> _Information shown_
:::

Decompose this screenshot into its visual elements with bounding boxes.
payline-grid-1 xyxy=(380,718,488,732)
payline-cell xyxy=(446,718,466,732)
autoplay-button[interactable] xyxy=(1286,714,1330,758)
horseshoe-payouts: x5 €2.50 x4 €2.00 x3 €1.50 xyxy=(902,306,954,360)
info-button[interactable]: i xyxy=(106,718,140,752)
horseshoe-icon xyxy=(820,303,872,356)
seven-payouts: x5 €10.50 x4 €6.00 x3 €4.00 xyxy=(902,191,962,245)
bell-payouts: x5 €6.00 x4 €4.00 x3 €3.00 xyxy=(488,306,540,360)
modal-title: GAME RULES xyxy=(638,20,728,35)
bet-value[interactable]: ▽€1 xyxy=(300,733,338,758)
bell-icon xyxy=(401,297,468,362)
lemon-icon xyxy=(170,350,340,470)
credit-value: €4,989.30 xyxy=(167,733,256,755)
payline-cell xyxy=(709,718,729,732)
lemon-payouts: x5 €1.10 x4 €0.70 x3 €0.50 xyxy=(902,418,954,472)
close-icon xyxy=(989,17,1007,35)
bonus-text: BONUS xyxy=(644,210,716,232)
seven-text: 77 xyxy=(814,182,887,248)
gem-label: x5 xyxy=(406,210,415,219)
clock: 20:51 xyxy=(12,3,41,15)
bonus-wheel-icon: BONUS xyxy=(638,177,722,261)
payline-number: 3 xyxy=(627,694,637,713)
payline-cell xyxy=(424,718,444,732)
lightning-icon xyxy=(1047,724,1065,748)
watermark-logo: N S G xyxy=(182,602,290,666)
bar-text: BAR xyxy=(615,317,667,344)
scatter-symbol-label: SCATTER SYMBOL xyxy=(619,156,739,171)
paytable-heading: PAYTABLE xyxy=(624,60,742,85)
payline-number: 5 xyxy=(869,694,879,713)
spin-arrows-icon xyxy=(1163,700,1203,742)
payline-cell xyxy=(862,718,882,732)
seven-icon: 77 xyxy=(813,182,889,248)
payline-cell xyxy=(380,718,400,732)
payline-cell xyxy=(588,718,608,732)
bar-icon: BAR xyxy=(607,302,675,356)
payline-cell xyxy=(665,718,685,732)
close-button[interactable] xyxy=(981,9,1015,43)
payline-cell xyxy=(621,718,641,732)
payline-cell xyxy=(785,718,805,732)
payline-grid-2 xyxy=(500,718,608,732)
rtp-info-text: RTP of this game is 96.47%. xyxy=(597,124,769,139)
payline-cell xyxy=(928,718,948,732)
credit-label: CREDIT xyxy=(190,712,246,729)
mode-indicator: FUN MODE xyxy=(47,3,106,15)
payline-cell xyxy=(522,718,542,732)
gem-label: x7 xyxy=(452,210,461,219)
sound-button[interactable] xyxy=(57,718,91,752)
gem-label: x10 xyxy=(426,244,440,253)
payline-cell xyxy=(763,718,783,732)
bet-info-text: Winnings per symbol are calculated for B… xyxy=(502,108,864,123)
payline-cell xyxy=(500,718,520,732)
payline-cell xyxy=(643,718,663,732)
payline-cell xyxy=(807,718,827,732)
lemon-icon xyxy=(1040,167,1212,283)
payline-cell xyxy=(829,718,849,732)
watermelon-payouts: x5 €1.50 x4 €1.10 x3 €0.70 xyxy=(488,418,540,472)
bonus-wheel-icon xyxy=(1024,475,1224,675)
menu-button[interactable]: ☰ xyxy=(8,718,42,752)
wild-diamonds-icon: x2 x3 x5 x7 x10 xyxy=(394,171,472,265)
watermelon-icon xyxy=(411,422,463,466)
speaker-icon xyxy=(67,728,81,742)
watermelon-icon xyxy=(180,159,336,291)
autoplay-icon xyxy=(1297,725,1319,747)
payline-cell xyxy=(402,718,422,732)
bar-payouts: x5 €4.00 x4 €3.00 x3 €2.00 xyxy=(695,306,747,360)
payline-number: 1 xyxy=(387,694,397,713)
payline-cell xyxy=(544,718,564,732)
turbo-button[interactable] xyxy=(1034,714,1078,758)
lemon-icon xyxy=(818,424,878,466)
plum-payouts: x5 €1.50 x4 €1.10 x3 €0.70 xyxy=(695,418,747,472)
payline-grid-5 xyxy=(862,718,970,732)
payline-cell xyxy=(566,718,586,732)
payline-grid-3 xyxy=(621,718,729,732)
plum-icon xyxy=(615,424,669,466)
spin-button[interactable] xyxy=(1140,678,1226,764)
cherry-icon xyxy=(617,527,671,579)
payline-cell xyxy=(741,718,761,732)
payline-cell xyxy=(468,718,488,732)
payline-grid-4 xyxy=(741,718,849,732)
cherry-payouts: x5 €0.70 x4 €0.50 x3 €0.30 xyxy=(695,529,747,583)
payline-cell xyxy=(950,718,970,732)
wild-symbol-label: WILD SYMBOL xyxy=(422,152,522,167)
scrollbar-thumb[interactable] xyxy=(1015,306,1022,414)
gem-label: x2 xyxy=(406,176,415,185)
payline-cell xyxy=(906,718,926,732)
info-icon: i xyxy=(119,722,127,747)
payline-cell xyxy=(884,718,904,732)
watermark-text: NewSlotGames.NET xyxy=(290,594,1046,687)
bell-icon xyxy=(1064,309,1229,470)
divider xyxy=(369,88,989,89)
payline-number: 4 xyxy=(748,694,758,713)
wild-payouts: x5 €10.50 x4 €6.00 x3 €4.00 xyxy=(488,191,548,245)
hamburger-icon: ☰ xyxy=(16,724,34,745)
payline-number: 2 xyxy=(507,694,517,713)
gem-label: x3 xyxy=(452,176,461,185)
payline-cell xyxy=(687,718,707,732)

:::

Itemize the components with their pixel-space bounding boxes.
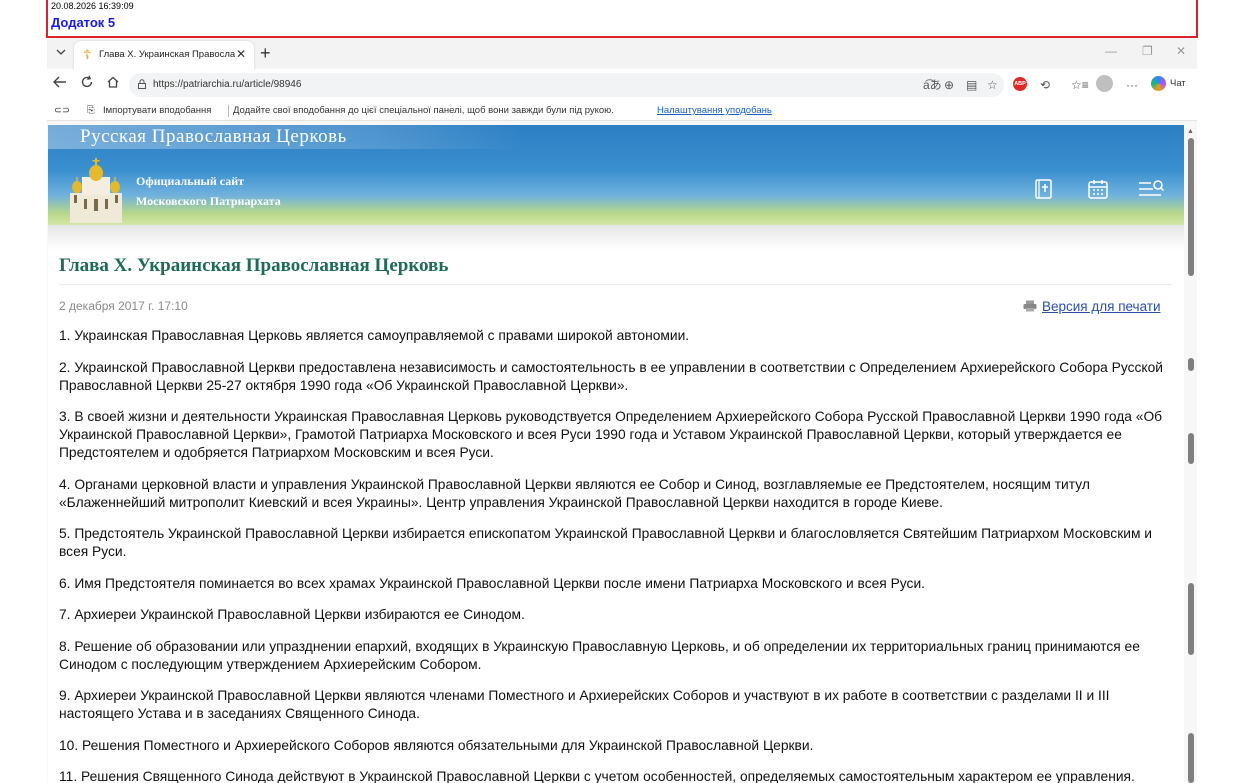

:::

Output the stretch of the records that begins with the line containing "Decompose this screenshot" and ends with the line containing "modal-title: GAME RULES xyxy=(638,20,728,35)", including both of those lines. Copy each line without any change.

> _Exercise result_
Decompose this screenshot into its visual elements with bounding boxes.
payline-grid-1 xyxy=(380,718,488,732)
payline-cell xyxy=(446,718,466,732)
autoplay-button[interactable] xyxy=(1286,714,1330,758)
horseshoe-payouts: x5 €2.50 x4 €2.00 x3 €1.50 xyxy=(902,306,954,360)
info-button[interactable]: i xyxy=(106,718,140,752)
horseshoe-icon xyxy=(820,303,872,356)
seven-payouts: x5 €10.50 x4 €6.00 x3 €4.00 xyxy=(902,191,962,245)
bell-payouts: x5 €6.00 x4 €4.00 x3 €3.00 xyxy=(488,306,540,360)
modal-title: GAME RULES xyxy=(638,20,728,35)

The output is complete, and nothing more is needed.